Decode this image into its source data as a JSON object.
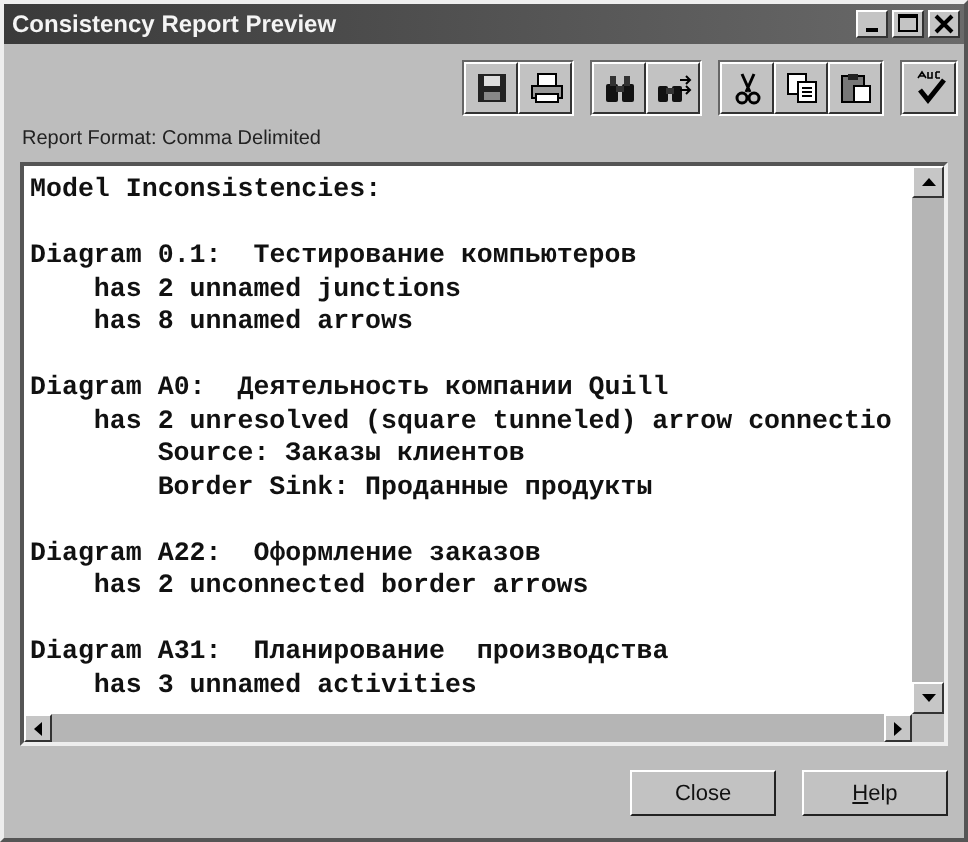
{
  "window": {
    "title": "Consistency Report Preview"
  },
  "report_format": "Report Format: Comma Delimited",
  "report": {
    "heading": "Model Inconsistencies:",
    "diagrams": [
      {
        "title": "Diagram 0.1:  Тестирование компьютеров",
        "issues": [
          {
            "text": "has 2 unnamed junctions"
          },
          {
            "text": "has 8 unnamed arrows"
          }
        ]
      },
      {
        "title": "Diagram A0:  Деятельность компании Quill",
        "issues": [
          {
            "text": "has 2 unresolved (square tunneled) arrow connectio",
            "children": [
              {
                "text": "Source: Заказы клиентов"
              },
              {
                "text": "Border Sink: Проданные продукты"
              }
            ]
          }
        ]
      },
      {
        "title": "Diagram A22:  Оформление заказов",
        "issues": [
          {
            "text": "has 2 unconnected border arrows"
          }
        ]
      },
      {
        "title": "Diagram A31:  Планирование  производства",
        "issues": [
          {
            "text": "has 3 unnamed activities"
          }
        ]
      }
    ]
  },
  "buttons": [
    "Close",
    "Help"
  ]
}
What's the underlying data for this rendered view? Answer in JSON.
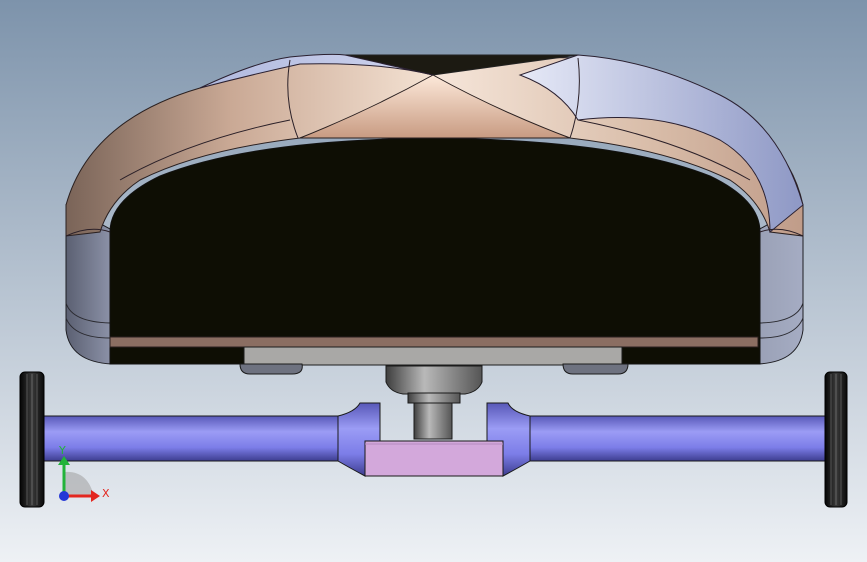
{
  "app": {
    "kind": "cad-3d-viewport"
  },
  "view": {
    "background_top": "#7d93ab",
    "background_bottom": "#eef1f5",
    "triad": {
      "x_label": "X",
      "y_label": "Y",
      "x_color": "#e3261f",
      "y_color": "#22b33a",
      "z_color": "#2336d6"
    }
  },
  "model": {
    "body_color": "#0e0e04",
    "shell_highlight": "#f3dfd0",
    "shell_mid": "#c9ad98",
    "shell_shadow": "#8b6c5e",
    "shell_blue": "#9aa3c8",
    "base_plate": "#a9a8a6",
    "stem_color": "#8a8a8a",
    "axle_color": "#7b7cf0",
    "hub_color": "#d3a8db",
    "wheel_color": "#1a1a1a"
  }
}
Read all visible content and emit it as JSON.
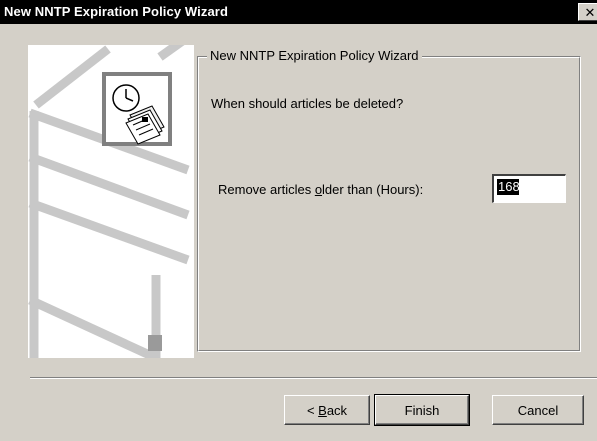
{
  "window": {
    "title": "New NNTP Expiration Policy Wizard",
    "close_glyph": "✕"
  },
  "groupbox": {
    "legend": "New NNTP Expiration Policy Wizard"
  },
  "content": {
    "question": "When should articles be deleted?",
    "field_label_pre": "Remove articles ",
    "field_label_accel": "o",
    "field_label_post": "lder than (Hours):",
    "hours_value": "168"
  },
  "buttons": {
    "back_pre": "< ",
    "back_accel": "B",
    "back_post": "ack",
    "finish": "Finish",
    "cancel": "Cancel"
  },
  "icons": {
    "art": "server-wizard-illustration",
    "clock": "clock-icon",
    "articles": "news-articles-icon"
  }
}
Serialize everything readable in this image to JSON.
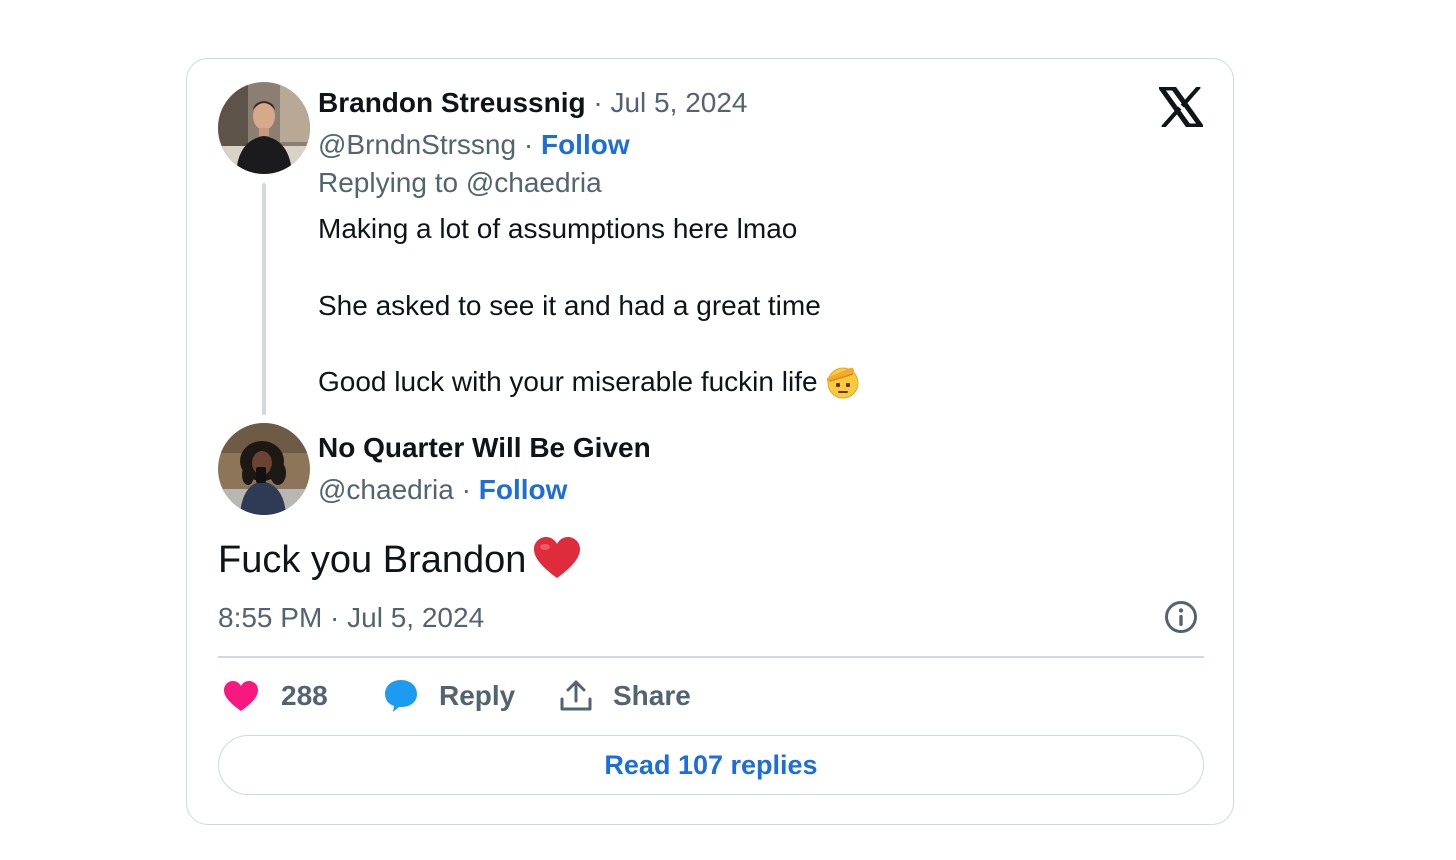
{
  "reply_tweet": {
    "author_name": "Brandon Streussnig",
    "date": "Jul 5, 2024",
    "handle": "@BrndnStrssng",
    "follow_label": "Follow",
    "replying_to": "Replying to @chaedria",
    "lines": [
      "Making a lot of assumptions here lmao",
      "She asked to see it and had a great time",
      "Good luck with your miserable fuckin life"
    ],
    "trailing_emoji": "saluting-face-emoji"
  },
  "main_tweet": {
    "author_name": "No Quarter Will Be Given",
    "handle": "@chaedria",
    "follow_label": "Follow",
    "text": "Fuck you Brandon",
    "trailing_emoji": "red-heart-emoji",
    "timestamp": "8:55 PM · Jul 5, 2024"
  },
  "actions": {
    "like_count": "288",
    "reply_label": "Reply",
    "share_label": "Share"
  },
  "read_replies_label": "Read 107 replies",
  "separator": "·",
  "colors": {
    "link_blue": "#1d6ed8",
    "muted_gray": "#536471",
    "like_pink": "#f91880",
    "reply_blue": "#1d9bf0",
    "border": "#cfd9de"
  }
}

• _Written task_:
In the records above, locate each line with the word "unnamed". Copy all such lines.

• _Response to this exercise_:
            "text": "has 2 unnamed junctions"
            "text": "has 8 unnamed arrows"
            "text": "has 3 unnamed activities"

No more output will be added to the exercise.